§ **Work instructions**: Find every row that contains the string "江山如画不如你" and copy each of those rows in full. Matching is case-sensitive.

--------------------

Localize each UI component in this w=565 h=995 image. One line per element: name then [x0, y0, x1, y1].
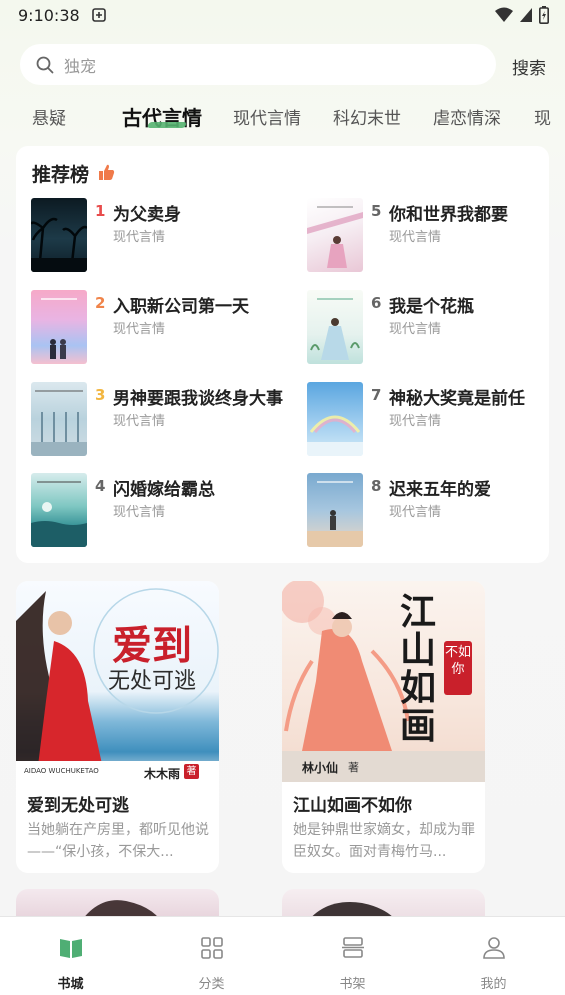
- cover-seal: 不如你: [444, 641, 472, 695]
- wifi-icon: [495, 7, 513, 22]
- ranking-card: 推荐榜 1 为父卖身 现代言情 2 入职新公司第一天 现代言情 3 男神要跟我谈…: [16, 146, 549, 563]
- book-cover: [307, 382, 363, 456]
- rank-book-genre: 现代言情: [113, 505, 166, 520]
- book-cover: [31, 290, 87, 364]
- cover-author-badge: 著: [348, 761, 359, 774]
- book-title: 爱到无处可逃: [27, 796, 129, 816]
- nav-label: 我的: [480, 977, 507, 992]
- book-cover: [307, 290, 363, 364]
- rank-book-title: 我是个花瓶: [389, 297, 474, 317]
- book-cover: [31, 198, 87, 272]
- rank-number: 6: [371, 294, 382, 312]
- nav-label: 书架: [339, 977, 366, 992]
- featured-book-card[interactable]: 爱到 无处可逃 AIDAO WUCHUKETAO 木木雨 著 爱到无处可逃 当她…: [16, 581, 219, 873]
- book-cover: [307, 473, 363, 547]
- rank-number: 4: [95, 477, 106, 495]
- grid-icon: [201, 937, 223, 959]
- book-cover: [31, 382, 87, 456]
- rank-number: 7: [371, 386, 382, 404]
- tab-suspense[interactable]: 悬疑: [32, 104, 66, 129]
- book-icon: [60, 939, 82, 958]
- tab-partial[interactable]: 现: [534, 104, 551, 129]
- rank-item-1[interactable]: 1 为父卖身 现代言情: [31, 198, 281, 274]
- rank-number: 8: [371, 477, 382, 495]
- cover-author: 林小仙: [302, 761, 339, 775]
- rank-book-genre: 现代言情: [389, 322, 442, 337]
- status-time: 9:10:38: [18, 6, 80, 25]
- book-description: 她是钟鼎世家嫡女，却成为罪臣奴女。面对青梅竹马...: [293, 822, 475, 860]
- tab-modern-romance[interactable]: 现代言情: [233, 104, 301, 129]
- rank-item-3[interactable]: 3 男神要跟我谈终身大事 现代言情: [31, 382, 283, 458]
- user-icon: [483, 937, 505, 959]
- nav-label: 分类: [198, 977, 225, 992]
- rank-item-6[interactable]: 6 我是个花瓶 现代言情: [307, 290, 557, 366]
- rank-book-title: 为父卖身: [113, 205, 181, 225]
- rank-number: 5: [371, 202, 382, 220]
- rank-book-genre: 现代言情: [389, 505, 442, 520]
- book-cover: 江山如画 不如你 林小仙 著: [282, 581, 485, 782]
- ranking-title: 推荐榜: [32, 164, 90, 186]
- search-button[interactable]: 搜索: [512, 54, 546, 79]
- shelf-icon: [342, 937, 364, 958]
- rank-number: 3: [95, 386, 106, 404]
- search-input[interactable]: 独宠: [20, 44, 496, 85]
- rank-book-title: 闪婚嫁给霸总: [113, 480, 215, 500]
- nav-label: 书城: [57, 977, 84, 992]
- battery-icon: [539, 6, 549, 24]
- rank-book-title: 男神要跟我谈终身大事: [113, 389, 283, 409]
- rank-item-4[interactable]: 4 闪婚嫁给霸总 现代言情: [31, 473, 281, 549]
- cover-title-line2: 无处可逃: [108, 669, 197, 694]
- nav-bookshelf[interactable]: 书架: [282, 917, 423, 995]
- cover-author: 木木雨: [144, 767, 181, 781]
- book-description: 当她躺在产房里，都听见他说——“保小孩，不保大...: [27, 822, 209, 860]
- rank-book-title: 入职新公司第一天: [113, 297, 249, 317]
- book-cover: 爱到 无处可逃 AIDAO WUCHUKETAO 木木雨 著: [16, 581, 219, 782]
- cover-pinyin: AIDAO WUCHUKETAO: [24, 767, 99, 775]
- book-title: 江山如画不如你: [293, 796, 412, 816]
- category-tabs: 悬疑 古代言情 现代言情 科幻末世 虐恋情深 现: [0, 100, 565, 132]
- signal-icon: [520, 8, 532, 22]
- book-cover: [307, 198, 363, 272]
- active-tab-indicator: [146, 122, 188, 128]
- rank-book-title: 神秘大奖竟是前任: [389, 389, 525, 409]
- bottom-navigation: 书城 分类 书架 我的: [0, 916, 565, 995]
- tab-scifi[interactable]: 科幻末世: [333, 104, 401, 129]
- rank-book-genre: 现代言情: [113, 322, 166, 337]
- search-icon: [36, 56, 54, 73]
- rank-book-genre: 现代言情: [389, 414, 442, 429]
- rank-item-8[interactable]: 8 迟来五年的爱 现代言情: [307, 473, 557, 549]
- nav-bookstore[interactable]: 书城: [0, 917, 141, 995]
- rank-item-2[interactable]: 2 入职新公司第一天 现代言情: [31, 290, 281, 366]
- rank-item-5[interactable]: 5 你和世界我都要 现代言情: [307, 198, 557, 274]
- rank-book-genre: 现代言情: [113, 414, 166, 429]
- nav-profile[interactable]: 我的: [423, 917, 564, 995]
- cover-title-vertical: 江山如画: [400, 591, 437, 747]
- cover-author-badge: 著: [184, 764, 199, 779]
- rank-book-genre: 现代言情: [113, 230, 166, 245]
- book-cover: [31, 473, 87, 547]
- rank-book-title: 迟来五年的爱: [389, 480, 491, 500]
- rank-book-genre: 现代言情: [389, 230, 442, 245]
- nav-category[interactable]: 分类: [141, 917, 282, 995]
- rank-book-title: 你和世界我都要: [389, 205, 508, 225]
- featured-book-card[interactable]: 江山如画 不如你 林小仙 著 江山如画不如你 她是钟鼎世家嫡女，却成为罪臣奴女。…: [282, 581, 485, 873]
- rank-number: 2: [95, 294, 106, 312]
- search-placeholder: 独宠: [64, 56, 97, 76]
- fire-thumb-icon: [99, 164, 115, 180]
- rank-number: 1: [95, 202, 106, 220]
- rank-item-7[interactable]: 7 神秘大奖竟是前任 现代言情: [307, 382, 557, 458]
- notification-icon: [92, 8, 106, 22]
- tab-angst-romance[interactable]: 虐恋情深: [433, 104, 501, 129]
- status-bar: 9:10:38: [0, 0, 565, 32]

--------------------

§ **Final result**:
- book-title: 江山如画不如你: [293, 796, 412, 816]
- featured-book-card[interactable]: 江山如画 不如你 林小仙 著 江山如画不如你 她是钟鼎世家嫡女，却成为罪臣奴女。…: [282, 581, 485, 873]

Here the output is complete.